### Extracted data
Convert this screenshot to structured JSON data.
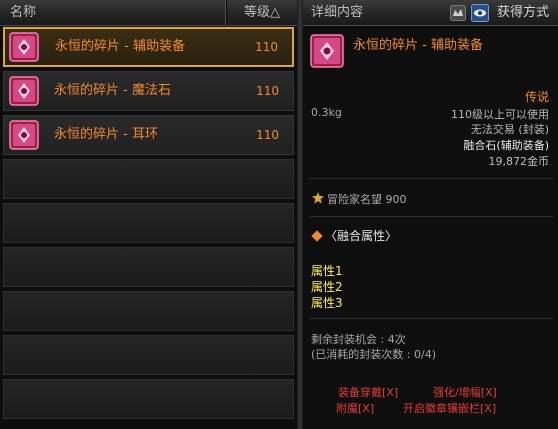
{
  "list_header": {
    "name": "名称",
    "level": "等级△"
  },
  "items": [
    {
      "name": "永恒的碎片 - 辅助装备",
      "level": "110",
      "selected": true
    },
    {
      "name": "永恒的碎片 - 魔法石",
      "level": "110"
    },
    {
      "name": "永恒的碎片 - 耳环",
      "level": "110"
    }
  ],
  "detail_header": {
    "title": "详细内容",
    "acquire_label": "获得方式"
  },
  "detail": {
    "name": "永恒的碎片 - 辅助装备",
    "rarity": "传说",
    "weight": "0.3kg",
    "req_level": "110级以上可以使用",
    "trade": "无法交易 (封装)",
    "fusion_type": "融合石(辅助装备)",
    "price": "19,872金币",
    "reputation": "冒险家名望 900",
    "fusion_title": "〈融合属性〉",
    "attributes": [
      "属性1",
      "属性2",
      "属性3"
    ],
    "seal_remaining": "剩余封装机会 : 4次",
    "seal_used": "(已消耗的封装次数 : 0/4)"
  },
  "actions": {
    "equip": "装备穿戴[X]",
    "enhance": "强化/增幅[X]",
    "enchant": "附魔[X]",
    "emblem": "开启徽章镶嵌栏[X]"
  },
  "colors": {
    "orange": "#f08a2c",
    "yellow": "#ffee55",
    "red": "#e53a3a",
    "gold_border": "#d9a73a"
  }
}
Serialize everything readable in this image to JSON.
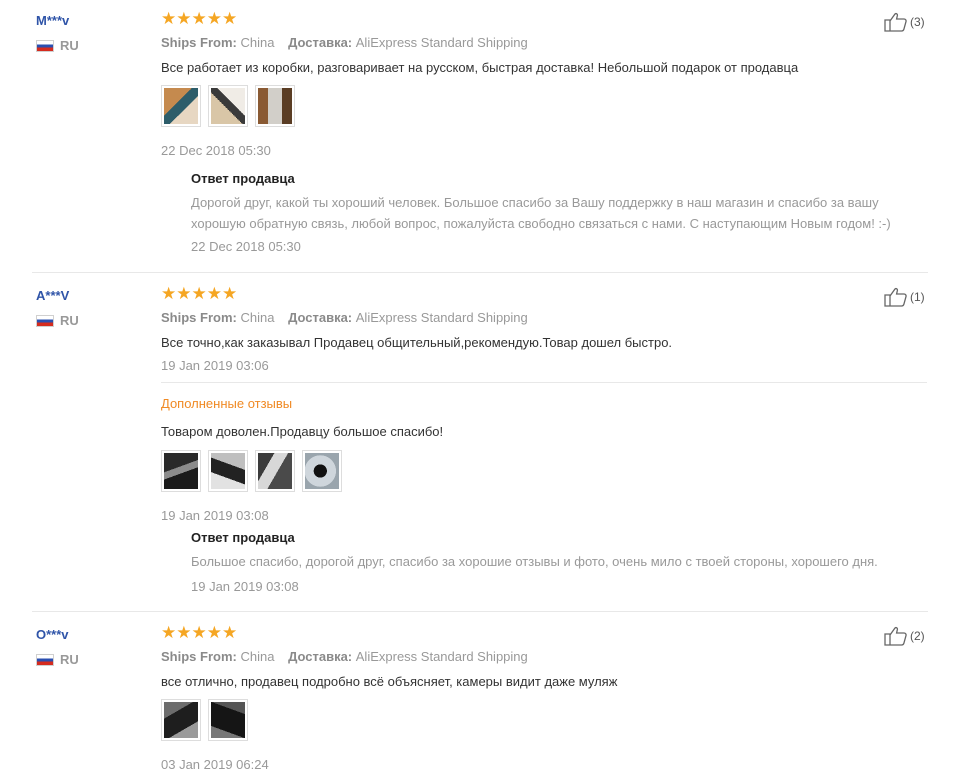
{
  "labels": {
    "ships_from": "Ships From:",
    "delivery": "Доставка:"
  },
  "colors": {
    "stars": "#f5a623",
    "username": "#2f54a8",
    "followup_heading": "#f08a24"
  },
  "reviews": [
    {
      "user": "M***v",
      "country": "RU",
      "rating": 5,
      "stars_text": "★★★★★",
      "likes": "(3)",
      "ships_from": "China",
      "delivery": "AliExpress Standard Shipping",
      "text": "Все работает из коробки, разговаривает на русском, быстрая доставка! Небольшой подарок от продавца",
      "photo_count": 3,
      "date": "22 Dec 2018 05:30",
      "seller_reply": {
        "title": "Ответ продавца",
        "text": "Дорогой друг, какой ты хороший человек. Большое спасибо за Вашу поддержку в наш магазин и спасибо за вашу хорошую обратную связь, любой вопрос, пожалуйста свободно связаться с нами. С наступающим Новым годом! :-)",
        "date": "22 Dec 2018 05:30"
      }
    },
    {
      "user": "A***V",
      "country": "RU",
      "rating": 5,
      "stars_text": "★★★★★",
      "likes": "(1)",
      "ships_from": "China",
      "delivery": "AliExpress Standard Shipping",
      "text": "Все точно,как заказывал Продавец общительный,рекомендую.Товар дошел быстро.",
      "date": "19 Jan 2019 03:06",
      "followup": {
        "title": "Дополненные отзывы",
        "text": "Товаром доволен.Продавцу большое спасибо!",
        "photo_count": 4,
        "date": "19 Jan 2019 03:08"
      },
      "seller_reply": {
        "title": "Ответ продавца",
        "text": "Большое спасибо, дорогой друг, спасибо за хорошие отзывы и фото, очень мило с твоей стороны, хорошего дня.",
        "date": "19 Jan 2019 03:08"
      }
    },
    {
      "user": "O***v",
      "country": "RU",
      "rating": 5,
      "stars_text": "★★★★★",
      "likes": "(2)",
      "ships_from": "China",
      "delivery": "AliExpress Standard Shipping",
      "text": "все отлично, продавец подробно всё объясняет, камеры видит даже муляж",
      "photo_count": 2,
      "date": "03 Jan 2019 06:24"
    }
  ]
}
--
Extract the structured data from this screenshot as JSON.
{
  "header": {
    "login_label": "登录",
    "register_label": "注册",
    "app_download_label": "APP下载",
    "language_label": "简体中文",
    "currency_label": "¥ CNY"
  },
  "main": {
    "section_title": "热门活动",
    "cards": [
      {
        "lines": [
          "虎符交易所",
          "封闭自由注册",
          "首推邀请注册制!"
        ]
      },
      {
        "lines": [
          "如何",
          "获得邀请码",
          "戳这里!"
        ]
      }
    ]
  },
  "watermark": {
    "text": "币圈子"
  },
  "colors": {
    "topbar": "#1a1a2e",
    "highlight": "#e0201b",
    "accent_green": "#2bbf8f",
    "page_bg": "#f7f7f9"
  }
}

### Instructions for the task
Search the records above for the string "screenshot". Copy every line that contains it.

### Result for this task
Convert this screenshot to structured JSON data.
Extract the structured data from this screenshot as JSON.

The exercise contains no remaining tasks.